• [Records supplied]
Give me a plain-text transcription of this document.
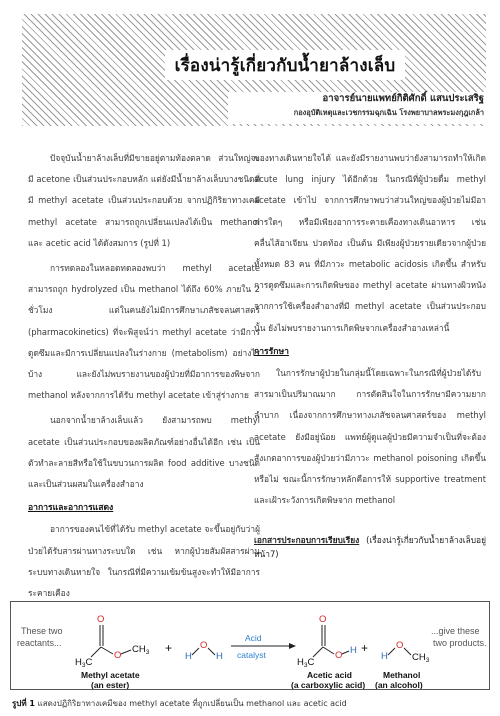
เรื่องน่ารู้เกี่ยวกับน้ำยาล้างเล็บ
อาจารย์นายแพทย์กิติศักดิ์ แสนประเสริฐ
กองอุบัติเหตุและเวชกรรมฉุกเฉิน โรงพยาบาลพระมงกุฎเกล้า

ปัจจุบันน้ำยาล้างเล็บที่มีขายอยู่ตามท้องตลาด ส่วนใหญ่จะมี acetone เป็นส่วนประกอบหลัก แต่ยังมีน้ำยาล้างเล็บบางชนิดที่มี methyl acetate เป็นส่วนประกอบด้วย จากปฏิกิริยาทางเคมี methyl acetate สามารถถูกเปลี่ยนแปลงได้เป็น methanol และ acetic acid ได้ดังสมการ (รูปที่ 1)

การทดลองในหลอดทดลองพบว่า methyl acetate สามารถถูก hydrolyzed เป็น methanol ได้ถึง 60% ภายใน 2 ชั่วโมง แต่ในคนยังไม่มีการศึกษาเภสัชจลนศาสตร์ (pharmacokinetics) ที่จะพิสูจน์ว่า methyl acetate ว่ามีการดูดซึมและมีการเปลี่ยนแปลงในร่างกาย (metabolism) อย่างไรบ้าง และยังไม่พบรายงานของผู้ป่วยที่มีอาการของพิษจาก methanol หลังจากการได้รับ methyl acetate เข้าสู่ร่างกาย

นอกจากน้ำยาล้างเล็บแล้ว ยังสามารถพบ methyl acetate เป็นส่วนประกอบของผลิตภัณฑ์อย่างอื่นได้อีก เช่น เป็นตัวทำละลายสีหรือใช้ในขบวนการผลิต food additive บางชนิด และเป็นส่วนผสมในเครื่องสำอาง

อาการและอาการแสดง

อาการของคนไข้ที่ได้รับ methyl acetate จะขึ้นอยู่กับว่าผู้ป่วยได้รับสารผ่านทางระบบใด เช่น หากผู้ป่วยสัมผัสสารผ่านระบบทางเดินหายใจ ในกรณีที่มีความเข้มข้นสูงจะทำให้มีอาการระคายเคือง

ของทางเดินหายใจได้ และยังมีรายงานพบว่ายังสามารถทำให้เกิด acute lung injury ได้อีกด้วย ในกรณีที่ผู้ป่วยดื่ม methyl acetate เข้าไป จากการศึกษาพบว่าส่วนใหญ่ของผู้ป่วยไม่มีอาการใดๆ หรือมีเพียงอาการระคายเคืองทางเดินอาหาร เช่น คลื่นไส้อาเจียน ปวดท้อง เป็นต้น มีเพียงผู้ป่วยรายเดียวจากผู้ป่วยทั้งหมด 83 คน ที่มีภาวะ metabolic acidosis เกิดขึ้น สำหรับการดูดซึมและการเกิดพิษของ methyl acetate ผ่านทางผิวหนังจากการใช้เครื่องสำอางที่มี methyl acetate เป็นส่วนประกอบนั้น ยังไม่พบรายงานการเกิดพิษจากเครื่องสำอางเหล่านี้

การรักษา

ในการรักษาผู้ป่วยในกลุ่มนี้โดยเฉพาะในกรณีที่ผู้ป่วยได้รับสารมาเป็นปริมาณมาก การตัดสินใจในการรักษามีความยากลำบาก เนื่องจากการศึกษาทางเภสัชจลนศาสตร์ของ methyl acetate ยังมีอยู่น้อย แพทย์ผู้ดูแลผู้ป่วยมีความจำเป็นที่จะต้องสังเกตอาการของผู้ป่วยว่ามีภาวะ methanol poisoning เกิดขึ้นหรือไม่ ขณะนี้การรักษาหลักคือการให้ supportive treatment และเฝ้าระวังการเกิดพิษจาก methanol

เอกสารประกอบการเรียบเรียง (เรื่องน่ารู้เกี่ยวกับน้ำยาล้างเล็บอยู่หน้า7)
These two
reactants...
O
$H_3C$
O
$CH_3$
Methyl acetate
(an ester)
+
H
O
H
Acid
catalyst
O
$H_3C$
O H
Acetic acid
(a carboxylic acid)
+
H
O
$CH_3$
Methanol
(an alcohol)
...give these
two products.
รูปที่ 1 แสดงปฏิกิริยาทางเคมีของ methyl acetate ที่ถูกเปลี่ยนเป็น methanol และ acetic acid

• [Problem description] Pictures in the records above are not copied; print everything else exactly.

• [Written answer]
Give me a plain-text transcription of this document.
เรื่องน่ารู้เกี่ยวกับน้ำยาล้างเล็บ
อาจารย์นายแพทย์กิติศักดิ์ แสนประเสริฐ
กองอุบัติเหตุและเวชกรรมฉุกเฉิน โรงพยาบาลพระมงกุฎเกล้า

ปัจจุบันน้ำยาล้างเล็บที่มีขายอยู่ตามท้องตลาด ส่วนใหญ่จะมี acetone เป็นส่วนประกอบหลัก แต่ยังมีน้ำยาล้างเล็บบางชนิดที่มี methyl acetate เป็นส่วนประกอบด้วย จากปฏิกิริยาทางเคมี methyl acetate สามารถถูกเปลี่ยนแปลงได้เป็น methanol และ acetic acid ได้ดังสมการ (รูปที่ 1)

การทดลองในหลอดทดลองพบว่า methyl acetate สามารถถูก hydrolyzed เป็น methanol ได้ถึง 60% ภายใน 2 ชั่วโมง แต่ในคนยังไม่มีการศึกษาเภสัชจลนศาสตร์ (pharmacokinetics) ที่จะพิสูจน์ว่า methyl acetate ว่ามีการดูดซึมและมีการเปลี่ยนแปลงในร่างกาย (metabolism) อย่างไรบ้าง และยังไม่พบรายงานของผู้ป่วยที่มีอาการของพิษจาก methanol หลังจากการได้รับ methyl acetate เข้าสู่ร่างกาย

นอกจากน้ำยาล้างเล็บแล้ว ยังสามารถพบ methyl acetate เป็นส่วนประกอบของผลิตภัณฑ์อย่างอื่นได้อีก เช่น เป็นตัวทำละลายสีหรือใช้ในขบวนการผลิต food additive บางชนิด และเป็นส่วนผสมในเครื่องสำอาง

อาการและอาการแสดง

อาการของคนไข้ที่ได้รับ methyl acetate จะขึ้นอยู่กับว่าผู้ป่วยได้รับสารผ่านทางระบบใด เช่น หากผู้ป่วยสัมผัสสารผ่านระบบทางเดินหายใจ ในกรณีที่มีความเข้มข้นสูงจะทำให้มีอาการระคายเคือง

ของทางเดินหายใจได้ และยังมีรายงานพบว่ายังสามารถทำให้เกิด acute lung injury ได้อีกด้วย ในกรณีที่ผู้ป่วยดื่ม methyl acetate เข้าไป จากการศึกษาพบว่าส่วนใหญ่ของผู้ป่วยไม่มีอาการใดๆ หรือมีเพียงอาการระคายเคืองทางเดินอาหาร เช่น คลื่นไส้อาเจียน ปวดท้อง เป็นต้น มีเพียงผู้ป่วยรายเดียวจากผู้ป่วยทั้งหมด 83 คน ที่มีภาวะ metabolic acidosis เกิดขึ้น สำหรับการดูดซึมและการเกิดพิษของ methyl acetate ผ่านทางผิวหนังจากการใช้เครื่องสำอางที่มี methyl acetate เป็นส่วนประกอบนั้น ยังไม่พบรายงานการเกิดพิษจากเครื่องสำอางเหล่านี้

การรักษา

ในการรักษาผู้ป่วยในกลุ่มนี้โดยเฉพาะในกรณีที่ผู้ป่วยได้รับสารมาเป็นปริมาณมาก การตัดสินใจในการรักษามีความยากลำบาก เนื่องจากการศึกษาทางเภสัชจลนศาสตร์ของ methyl acetate ยังมีอยู่น้อย แพทย์ผู้ดูแลผู้ป่วยมีความจำเป็นที่จะต้องสังเกตอาการของผู้ป่วยว่ามีภาวะ methanol poisoning เกิดขึ้นหรือไม่ ขณะนี้การรักษาหลักคือการให้ supportive treatment และเฝ้าระวังการเกิดพิษจาก methanol

เอกสารประกอบการเรียบเรียง (เรื่องน่ารู้เกี่ยวกับน้ำยาล้างเล็บอยู่หน้า7)
These two
reactants...
O
$H_3C$
O
$CH_3$
Methyl acetate
(an ester)
+
H
O
H
Acid
catalyst
O
$H_3C$
O H
Acetic acid
(a carboxylic acid)
+
H
O
$CH_3$
Methanol
(an alcohol)
...give these
two products.
รูปที่ 1 แสดงปฏิกิริยาทางเคมีของ methyl acetate ที่ถูกเปลี่ยนเป็น methanol และ acetic acid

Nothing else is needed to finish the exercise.